[Data entries]
##########

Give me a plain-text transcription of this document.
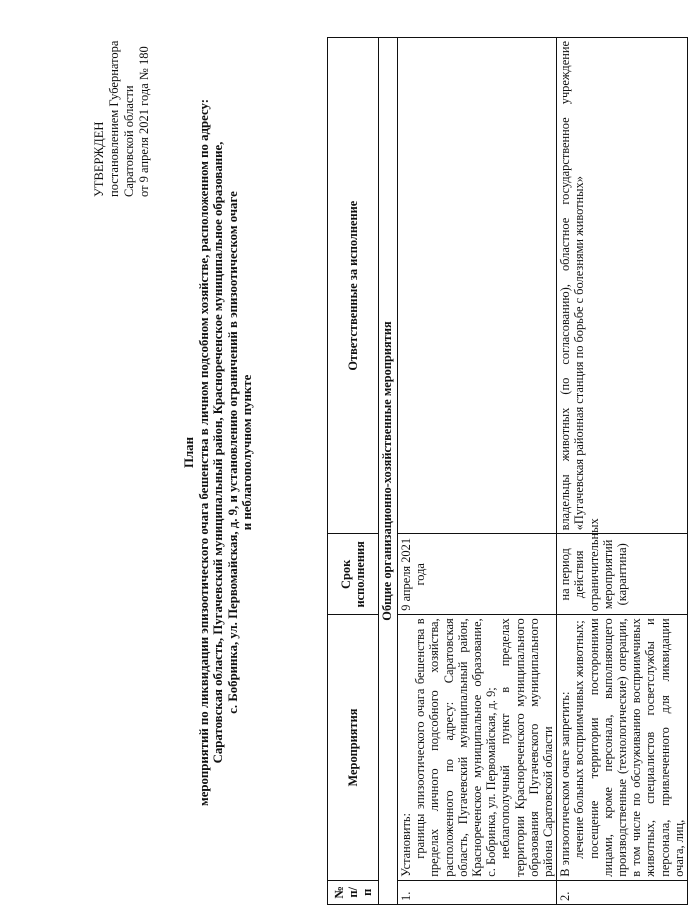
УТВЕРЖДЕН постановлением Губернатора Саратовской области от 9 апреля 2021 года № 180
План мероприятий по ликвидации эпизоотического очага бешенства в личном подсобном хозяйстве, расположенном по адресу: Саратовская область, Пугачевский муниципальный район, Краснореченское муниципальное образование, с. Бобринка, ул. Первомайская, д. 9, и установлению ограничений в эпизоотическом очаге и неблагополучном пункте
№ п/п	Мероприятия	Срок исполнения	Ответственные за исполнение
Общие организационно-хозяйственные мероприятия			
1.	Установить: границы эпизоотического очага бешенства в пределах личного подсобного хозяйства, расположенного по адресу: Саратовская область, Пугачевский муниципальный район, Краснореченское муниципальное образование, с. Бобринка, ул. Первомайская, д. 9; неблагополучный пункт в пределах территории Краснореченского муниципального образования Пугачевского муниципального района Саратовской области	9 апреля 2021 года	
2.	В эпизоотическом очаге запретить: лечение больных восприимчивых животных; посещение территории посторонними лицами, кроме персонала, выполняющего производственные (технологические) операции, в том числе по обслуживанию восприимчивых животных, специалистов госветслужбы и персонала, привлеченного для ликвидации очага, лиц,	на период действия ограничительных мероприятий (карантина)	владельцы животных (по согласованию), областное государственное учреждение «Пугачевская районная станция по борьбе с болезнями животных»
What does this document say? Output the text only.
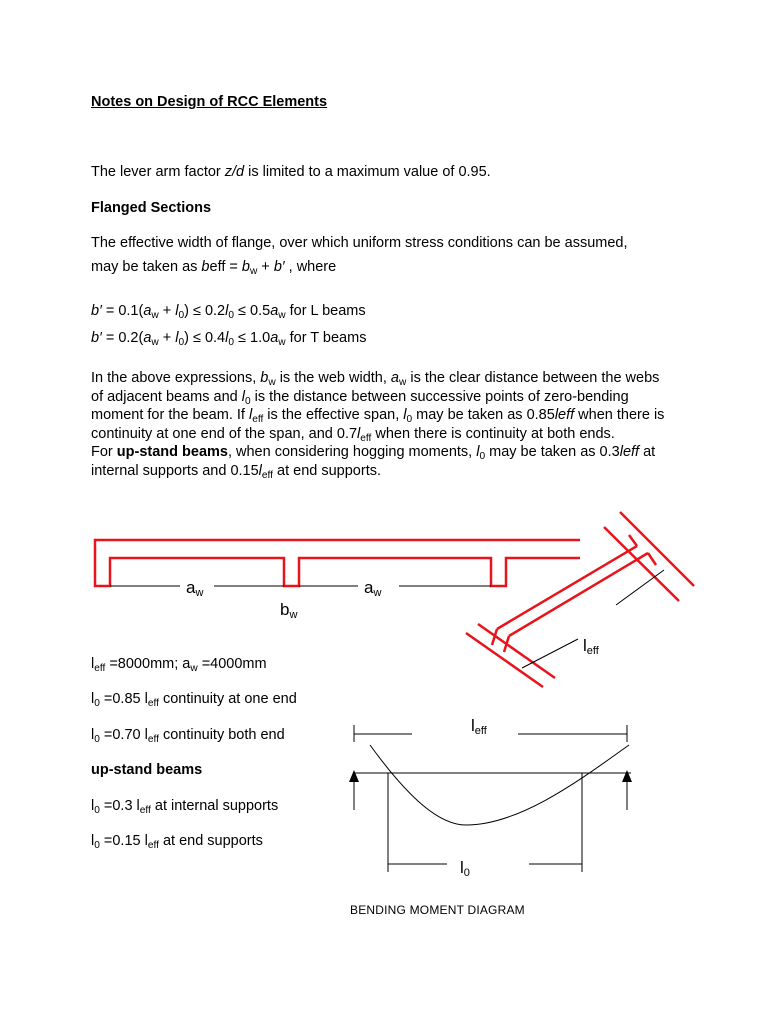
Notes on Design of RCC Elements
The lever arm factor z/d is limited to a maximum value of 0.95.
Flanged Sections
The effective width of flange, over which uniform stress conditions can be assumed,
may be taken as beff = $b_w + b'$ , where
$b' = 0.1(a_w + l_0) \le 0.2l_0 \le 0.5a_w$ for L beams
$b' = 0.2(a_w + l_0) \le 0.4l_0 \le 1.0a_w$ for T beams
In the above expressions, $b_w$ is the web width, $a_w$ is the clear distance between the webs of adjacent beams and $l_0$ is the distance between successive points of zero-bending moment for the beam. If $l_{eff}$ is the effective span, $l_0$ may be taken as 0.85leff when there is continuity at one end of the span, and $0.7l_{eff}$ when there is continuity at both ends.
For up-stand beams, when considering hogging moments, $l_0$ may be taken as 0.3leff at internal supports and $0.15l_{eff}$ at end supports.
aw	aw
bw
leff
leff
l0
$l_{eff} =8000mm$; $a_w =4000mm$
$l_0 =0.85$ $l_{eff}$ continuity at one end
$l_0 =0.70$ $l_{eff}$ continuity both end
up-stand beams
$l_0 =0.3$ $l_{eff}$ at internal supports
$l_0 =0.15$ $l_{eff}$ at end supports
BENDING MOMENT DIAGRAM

##########

**GOAL:** Every line above should be returned exactly; the pictures stay out.

**SOLUTION:**
Give me a plain-text transcription of this document.
УТВЕРЖДЕН постановлением Губернатора Саратовской области от 9 апреля 2021 года № 180
План мероприятий по ликвидации эпизоотического очага бешенства в личном подсобном хозяйстве, расположенном по адресу: Саратовская область, Пугачевский муниципальный район, Краснореченское муниципальное образование, с. Бобринка, ул. Первомайская, д. 9, и установлению ограничений в эпизоотическом очаге и неблагополучном пункте
№ п/п	Мероприятия	Срок исполнения	Ответственные за исполнение
Общие организационно-хозяйственные мероприятия			
1.	Установить: границы эпизоотического очага бешенства в пределах личного подсобного хозяйства, расположенного по адресу: Саратовская область, Пугачевский муниципальный район, Краснореченское муниципальное образование, с. Бобринка, ул. Первомайская, д. 9; неблагополучный пункт в пределах территории Краснореченского муниципального образования Пугачевского муниципального района Саратовской области	9 апреля 2021 года	
2.	В эпизоотическом очаге запретить: лечение больных восприимчивых животных; посещение территории посторонними лицами, кроме персонала, выполняющего производственные (технологические) операции, в том числе по обслуживанию восприимчивых животных, специалистов госветслужбы и персонала, привлеченного для ликвидации очага, лиц,	на период действия ограничительных мероприятий (карантина)	владельцы животных (по согласованию), областное государственное учреждение «Пугачевская районная станция по борьбе с болезнями животных»
What does this document say? Output the text only.
Notes on Design of RCC Elements
The lever arm factor z/d is limited to a maximum value of 0.95.
Flanged Sections
The effective width of flange, over which uniform stress conditions can be assumed,
may be taken as beff = $b_w + b'$ , where
$b' = 0.1(a_w + l_0) \le 0.2l_0 \le 0.5a_w$ for L beams
$b' = 0.2(a_w + l_0) \le 0.4l_0 \le 1.0a_w$ for T beams
In the above expressions, $b_w$ is the web width, $a_w$ is the clear distance between the webs of adjacent beams and $l_0$ is the distance between successive points of zero-bending moment for the beam. If $l_{eff}$ is the effective span, $l_0$ may be taken as 0.85leff when there is continuity at one end of the span, and $0.7l_{eff}$ when there is continuity at both ends.
For up-stand beams, when considering hogging moments, $l_0$ may be taken as 0.3leff at internal supports and $0.15l_{eff}$ at end supports.
aw	aw
bw
leff
leff
l0
$l_{eff} =8000mm$; $a_w =4000mm$
$l_0 =0.85$ $l_{eff}$ continuity at one end
$l_0 =0.70$ $l_{eff}$ continuity both end
up-stand beams
$l_0 =0.3$ $l_{eff}$ at internal supports
$l_0 =0.15$ $l_{eff}$ at end supports
BENDING MOMENT DIAGRAM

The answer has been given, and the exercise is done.